- Extrait à lire:
Deux critères stricts à la reconnaissance de la
« fondamentalité » de certains droits spécifiques au
droit du travail peuvent toutefois être utilisés88.
D'abord un critère formel, autrement dit la source du
droit, le plus souvent la Constitution ou les grands textes internationaux
garantissant les droits de l'homme.
Ensuite un critère matériel : il s'agit de
protéger la personne, sa vie et sa dignité.
Or, premièrement, le critère formel manque
cruellement à la liberté vestimentaire du salarié : cette
liberté, nous l'avons vu, n'est actuellement reconnue par aucune source
juridique.
Puis, deuxièmement, le critère matériel de
cette liberté est discutable.
Nous avons d'ores et déjà vu que la liberté
de se vêtir du salarié pouvait être rapprochée du
respect de sa dignité.
Toutefois, on peut soutenir que l'employeur ne manque pas de
respect et ne porte nullement atteinte à la dignité du
salarié lorsqu'il veut le voir accomplir sa tâche dans les
conditions de réussite maximales, que ce soit d'un point de vue
économique, mais également au regard de la cohésion du
groupe que forme l'ensemble des salariés de la
société89.

- Données d'annotation des encadrés:
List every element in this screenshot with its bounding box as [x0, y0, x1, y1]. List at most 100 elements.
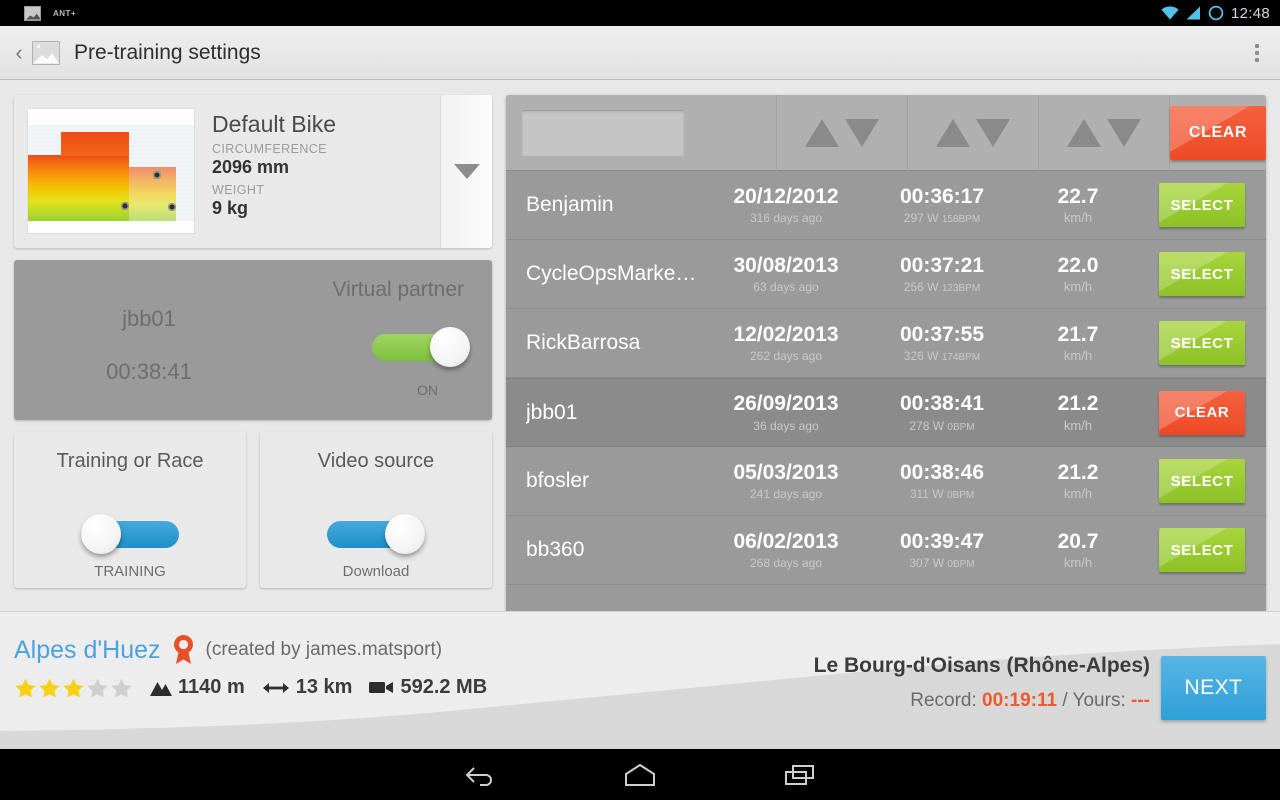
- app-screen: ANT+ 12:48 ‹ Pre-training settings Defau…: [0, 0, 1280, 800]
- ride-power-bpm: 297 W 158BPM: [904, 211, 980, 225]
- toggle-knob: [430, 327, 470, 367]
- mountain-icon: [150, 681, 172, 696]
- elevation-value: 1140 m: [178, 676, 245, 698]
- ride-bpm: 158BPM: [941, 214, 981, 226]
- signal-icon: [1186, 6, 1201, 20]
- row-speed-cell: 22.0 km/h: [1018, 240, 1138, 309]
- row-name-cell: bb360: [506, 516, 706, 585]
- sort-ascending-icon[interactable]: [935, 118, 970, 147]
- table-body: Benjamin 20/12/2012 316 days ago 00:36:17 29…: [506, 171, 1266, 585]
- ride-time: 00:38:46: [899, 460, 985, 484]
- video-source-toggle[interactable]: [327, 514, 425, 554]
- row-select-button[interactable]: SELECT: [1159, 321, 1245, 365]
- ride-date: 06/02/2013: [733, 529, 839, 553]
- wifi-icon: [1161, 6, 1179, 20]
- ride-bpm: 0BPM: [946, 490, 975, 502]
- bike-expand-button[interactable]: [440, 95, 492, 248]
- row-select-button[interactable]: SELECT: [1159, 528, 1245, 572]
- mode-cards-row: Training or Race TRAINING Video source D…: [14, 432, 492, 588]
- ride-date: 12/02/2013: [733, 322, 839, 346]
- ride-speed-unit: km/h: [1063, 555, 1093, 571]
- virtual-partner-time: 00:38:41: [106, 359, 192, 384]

- Énoncé A: Résumez l'extrait en deux phrases.
- Énoncé B: Énumérez tout ce que le critère matériel cherche à protéger selon l'extrait.
- Énoncé C: Réécrivez sous forme de liste le paragraphe de l'extrait qui commence par « Deux critères stricts », en conservant ses faits essentiels.

- Réponse A: Deux critères stricts peuvent servir à reconnaître la « fondamentalité » de certains droits propres au droit du travail : un critère formel, qui tient à la source du droit (le plus souvent la Constitution ou les grands textes internationaux), et un critère matériel, qui vise à protéger la personne, sa vie et sa dignité. La liberté vestimentaire du salarié ne remplit pas le critère formel, puisqu'aucune source juridique ne la reconnaît, et son critère matériel est discutable, car on peut soutenir que l'employeur ne porte pas atteinte à la dignité du salarié lorsqu'il veut le voir travailler dans des conditions de réussite maximales.

- Réponse B:
- la personne
- sa vie
- sa dignité

- Réponse C:
- Deux critères stricts permettent de reconnaître la « fondamentalité » de certains droits propres au droit du travail.
- Critère formel : la source du droit, le plus souvent la Constitution ou les grands textes internationaux garantissant les droits de l'homme.
- Critère matériel : la protection de la personne, de sa vie et de sa dignité.
- La liberté vestimentaire du salarié ne remplit pas le critère formel, car aucune source juridique ne la reconnaît actuellement.
- Son critère matériel est discutable : cette liberté peut être rapprochée du respect de la dignité du salarié, mais on peut soutenir que l'employeur ne porte pas atteinte à cette dignité lorsqu'il veut voir le salarié accomplir sa tâche dans des conditions de réussite maximales, sur le plan économique comme au regard de la cohésion du groupe des salariés.